CHALLENGE: Collect each line holding the string "sledenje".

======== DATASET RECORDS

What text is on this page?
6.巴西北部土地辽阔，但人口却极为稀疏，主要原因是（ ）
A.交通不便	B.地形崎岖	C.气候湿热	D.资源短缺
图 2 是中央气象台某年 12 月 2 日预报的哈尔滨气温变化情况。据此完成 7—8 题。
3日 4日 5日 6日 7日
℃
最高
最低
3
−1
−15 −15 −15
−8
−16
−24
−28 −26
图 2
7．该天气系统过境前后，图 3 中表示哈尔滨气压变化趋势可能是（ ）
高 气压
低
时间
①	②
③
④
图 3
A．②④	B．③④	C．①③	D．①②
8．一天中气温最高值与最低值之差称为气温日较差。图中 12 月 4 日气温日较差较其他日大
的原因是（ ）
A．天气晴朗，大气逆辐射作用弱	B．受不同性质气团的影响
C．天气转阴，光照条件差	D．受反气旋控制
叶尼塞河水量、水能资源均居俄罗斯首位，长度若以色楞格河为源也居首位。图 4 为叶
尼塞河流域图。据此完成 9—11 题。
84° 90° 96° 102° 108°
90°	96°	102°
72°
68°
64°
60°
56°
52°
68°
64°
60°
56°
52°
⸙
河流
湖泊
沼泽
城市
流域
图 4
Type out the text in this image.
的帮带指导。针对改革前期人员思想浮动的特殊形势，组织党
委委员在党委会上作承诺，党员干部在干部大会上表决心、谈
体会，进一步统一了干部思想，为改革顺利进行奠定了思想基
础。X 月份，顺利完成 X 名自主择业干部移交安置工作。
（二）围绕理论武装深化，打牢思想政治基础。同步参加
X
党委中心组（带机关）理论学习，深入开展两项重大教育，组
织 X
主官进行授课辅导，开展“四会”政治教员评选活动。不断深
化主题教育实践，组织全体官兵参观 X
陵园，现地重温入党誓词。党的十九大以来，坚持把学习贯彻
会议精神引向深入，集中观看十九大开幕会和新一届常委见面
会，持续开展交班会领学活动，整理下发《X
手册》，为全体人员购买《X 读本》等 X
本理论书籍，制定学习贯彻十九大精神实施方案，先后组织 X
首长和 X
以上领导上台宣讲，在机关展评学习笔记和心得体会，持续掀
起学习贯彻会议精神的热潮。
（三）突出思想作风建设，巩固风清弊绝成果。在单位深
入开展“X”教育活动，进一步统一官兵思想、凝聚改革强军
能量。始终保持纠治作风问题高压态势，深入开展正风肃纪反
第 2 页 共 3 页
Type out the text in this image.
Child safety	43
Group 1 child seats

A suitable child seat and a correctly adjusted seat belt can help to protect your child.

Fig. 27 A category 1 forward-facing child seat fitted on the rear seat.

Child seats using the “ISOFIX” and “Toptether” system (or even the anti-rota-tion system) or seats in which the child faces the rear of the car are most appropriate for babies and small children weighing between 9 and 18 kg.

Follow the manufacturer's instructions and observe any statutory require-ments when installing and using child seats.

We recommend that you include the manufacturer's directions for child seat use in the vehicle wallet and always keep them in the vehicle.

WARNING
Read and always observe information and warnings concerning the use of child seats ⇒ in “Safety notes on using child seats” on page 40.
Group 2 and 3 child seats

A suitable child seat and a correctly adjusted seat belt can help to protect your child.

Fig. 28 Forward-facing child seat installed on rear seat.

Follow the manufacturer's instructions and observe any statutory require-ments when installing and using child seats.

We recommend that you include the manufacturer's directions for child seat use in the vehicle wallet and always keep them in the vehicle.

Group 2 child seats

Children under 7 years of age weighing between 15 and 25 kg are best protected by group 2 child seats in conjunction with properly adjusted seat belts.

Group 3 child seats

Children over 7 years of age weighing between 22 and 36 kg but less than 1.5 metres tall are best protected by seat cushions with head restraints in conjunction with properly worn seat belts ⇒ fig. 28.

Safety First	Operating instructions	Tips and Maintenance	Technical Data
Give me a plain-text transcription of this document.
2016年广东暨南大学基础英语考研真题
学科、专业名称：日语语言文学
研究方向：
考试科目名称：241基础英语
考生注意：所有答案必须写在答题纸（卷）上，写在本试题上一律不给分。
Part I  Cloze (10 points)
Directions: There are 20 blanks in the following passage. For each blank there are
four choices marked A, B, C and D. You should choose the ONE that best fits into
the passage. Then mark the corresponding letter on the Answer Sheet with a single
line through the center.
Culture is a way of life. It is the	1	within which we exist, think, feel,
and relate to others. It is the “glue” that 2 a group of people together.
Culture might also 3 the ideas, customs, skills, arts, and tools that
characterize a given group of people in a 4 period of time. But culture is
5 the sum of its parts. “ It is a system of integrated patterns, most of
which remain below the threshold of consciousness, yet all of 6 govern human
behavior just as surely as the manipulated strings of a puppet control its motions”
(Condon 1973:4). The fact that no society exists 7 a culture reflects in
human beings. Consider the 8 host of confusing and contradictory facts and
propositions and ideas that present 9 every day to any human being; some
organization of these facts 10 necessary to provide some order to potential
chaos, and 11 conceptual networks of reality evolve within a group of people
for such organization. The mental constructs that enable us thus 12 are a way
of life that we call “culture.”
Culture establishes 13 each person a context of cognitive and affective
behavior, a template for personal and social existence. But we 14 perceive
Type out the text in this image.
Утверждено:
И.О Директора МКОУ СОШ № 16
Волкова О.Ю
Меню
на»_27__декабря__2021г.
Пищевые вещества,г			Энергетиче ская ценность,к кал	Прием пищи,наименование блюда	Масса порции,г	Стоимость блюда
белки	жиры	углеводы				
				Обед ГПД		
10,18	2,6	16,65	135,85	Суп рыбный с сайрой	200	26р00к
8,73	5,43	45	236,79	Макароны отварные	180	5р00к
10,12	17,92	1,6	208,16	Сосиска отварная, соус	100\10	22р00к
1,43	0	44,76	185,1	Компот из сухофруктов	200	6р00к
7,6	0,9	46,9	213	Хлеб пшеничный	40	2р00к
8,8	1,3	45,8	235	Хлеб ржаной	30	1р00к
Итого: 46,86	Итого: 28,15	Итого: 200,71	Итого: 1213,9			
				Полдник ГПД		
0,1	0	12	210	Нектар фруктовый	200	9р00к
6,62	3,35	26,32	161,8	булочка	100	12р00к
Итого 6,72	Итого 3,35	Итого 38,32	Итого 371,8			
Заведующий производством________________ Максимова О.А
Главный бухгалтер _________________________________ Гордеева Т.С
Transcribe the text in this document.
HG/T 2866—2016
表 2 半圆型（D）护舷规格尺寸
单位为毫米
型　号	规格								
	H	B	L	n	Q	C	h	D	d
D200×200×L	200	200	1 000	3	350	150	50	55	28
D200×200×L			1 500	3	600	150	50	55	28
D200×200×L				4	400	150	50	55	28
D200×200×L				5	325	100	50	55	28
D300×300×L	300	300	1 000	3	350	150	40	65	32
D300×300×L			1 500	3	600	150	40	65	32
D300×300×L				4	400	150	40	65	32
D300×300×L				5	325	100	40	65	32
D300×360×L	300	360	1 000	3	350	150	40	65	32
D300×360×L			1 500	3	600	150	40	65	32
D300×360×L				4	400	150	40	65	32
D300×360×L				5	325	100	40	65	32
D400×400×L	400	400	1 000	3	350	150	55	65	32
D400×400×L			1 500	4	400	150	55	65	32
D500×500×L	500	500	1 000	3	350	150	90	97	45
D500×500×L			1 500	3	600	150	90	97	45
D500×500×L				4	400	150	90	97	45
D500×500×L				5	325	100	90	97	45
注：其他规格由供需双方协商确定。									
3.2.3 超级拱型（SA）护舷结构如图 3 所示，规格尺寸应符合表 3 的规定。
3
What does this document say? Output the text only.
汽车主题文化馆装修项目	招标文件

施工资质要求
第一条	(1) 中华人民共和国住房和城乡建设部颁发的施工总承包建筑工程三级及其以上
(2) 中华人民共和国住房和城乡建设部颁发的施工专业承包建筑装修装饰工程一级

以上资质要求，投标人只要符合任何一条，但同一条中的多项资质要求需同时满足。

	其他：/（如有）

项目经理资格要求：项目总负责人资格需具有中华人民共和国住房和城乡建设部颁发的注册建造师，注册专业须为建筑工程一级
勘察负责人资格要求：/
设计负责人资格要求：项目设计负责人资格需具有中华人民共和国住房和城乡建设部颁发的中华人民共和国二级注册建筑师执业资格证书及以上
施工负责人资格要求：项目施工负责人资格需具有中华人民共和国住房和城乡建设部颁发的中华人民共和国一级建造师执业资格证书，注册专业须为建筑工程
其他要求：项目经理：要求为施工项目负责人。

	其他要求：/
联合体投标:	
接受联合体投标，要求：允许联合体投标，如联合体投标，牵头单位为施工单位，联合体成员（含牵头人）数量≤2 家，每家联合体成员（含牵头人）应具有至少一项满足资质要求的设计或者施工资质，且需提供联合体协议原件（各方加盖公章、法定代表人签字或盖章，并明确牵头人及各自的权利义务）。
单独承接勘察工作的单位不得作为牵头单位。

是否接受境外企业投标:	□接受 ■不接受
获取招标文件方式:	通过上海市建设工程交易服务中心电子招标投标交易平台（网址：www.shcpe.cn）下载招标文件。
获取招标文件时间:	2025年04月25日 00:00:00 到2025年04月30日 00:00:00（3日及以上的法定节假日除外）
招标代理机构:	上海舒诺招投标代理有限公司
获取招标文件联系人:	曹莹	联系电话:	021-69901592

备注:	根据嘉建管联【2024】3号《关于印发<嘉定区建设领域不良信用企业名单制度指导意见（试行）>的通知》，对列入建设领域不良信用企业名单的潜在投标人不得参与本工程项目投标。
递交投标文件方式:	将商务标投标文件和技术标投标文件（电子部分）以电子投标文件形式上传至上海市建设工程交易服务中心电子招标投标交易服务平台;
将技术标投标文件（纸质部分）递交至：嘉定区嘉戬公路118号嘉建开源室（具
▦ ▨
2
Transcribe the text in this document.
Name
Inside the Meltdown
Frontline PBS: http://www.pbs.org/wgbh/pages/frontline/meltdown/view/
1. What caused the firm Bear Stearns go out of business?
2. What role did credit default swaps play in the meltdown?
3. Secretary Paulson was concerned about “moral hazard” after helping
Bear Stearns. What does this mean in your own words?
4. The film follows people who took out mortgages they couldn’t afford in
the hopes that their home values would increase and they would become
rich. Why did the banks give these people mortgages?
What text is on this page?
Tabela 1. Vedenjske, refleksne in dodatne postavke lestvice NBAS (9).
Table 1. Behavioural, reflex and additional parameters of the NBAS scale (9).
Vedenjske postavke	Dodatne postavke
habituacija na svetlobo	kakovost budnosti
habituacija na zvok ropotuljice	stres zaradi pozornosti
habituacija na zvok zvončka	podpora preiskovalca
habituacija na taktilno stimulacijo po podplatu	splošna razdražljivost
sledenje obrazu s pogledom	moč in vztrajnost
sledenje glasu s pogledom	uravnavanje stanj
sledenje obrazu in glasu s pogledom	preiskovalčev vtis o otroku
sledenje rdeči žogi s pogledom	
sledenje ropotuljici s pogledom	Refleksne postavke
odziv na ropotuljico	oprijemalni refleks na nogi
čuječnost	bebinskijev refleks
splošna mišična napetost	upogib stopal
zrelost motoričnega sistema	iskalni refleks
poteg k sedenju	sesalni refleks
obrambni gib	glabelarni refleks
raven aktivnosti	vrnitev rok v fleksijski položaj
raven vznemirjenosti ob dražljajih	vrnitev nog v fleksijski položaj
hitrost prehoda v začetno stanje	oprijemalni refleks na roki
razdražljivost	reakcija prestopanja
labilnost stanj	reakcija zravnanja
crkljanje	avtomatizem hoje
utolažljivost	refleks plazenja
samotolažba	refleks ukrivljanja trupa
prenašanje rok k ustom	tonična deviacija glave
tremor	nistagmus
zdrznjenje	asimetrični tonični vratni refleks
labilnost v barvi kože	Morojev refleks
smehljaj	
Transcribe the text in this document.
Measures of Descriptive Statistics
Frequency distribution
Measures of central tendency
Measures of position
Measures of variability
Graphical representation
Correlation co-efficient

================

ANSWER TO THE PROBLEM:
sledenje obrazu s pogledom	moč in vztrajnost
sledenje glasu s pogledom	uravnavanje stanj
sledenje obrazu in glasu s pogledom	preiskovalčev vtis o otroku
sledenje rdeči žogi s pogledom	
sledenje ropotuljici s pogledom	Refleksne postavke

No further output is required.